**Instruction**
Read the lines that follow and tally those with the word "Favoriten"; give the number and nothing else.

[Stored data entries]
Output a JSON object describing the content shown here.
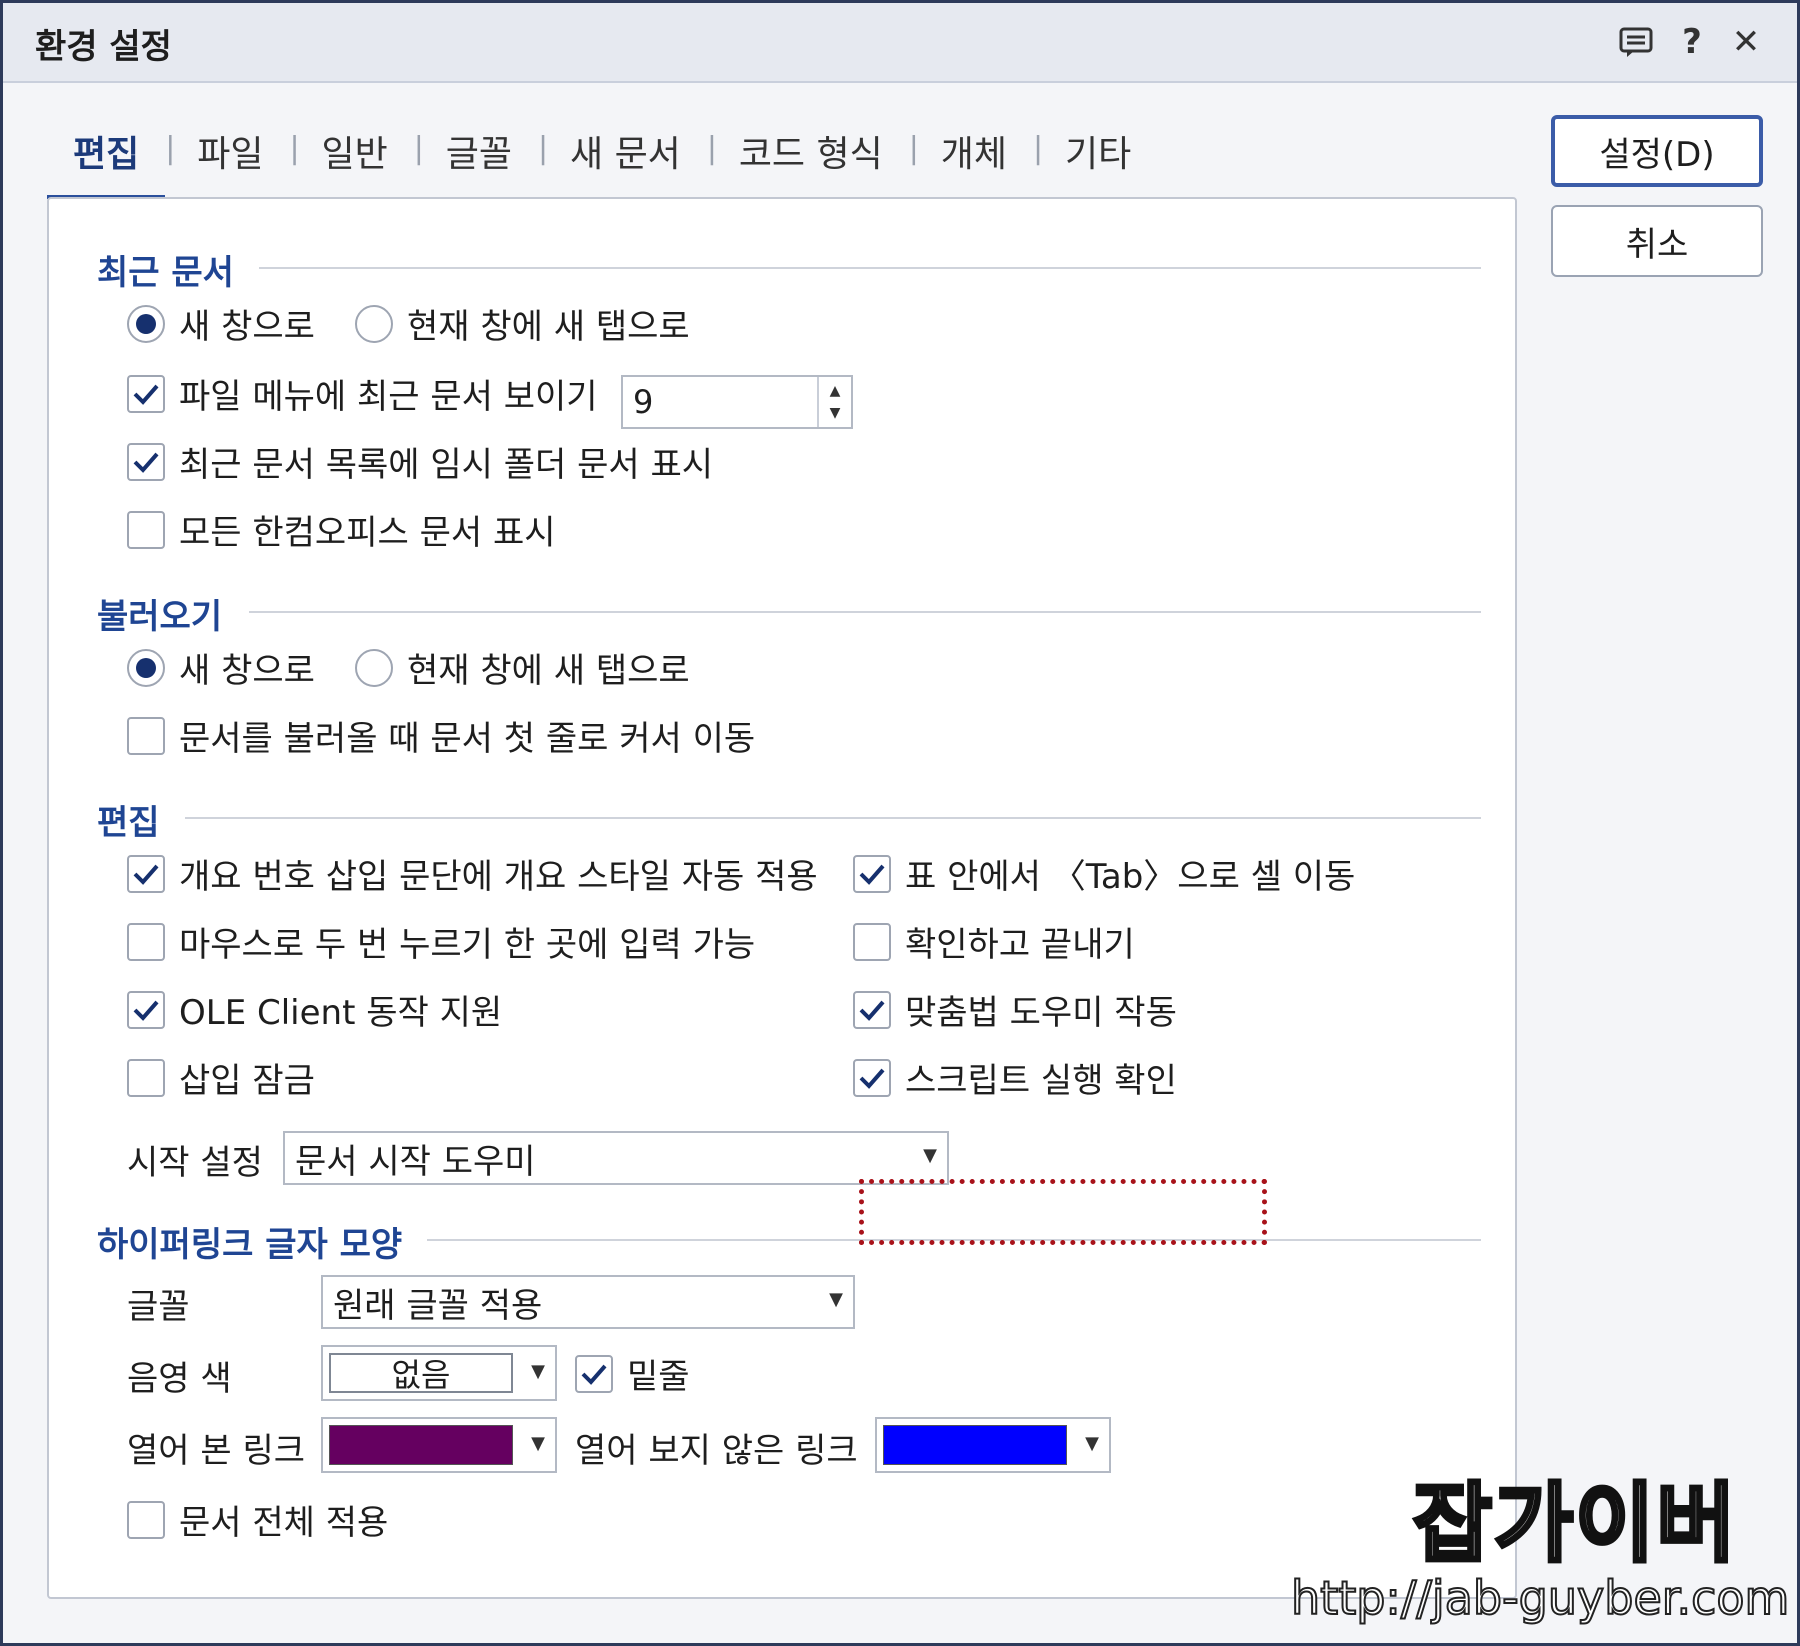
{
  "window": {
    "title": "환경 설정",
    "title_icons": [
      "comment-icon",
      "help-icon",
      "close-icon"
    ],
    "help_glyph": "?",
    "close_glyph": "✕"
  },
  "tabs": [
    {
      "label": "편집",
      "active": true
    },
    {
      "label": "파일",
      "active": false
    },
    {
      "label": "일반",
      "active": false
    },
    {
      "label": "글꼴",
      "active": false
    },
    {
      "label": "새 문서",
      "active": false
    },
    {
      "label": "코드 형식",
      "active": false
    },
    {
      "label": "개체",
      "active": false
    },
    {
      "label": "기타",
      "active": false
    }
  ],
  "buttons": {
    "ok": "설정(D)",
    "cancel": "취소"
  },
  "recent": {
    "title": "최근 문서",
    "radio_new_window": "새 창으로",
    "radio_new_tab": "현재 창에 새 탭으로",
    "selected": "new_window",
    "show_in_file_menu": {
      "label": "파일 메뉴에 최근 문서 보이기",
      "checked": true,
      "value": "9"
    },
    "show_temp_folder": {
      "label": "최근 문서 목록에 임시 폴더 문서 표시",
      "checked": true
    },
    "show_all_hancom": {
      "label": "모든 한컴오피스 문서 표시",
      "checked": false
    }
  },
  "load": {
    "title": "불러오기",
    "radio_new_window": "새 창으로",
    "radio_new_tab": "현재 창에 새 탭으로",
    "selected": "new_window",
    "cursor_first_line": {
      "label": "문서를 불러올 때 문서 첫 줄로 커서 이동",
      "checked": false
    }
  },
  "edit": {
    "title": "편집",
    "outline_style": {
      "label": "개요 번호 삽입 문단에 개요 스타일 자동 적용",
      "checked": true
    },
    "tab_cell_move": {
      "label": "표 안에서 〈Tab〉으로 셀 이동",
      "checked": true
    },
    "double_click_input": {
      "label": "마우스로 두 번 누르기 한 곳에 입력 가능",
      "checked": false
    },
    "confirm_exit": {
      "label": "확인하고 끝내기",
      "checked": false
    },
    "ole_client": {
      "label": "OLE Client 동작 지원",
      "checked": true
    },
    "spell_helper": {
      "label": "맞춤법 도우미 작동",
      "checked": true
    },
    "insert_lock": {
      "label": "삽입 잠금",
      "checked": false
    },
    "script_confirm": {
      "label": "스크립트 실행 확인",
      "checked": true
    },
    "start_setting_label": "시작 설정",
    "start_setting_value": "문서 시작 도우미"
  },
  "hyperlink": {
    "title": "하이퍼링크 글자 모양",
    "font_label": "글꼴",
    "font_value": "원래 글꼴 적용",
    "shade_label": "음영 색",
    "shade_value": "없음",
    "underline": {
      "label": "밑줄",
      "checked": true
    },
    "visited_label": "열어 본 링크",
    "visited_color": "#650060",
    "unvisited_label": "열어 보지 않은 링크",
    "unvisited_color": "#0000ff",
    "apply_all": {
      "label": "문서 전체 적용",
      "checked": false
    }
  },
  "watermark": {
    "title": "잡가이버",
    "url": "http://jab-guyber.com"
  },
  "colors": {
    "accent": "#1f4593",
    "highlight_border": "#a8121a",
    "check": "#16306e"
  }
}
--
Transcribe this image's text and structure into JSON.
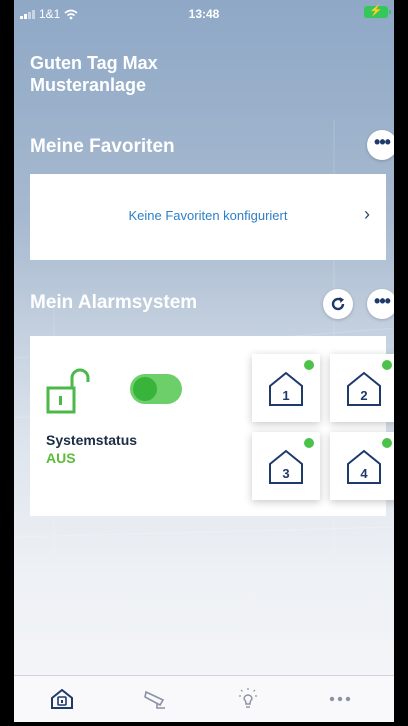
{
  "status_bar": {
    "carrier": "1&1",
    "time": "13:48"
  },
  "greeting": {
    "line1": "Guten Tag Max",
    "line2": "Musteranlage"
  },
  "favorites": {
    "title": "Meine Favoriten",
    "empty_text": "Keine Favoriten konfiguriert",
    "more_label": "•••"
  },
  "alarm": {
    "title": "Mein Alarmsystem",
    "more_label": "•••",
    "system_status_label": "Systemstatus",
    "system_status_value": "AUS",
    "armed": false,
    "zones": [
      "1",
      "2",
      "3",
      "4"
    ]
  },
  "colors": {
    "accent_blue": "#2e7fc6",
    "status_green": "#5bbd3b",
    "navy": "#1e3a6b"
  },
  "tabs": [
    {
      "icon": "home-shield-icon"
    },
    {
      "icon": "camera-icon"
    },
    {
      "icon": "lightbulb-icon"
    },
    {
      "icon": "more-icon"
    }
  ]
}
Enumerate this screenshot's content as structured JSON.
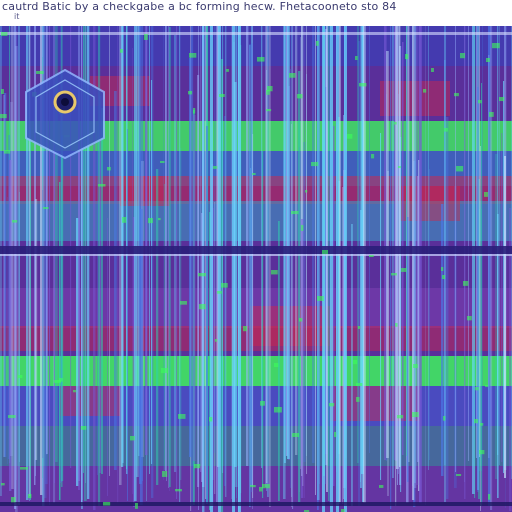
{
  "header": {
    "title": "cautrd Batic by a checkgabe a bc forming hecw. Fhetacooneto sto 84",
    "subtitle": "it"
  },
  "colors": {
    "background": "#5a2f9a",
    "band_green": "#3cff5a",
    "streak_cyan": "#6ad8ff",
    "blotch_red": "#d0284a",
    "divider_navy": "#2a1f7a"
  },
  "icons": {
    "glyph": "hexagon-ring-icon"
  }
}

**Full output**
2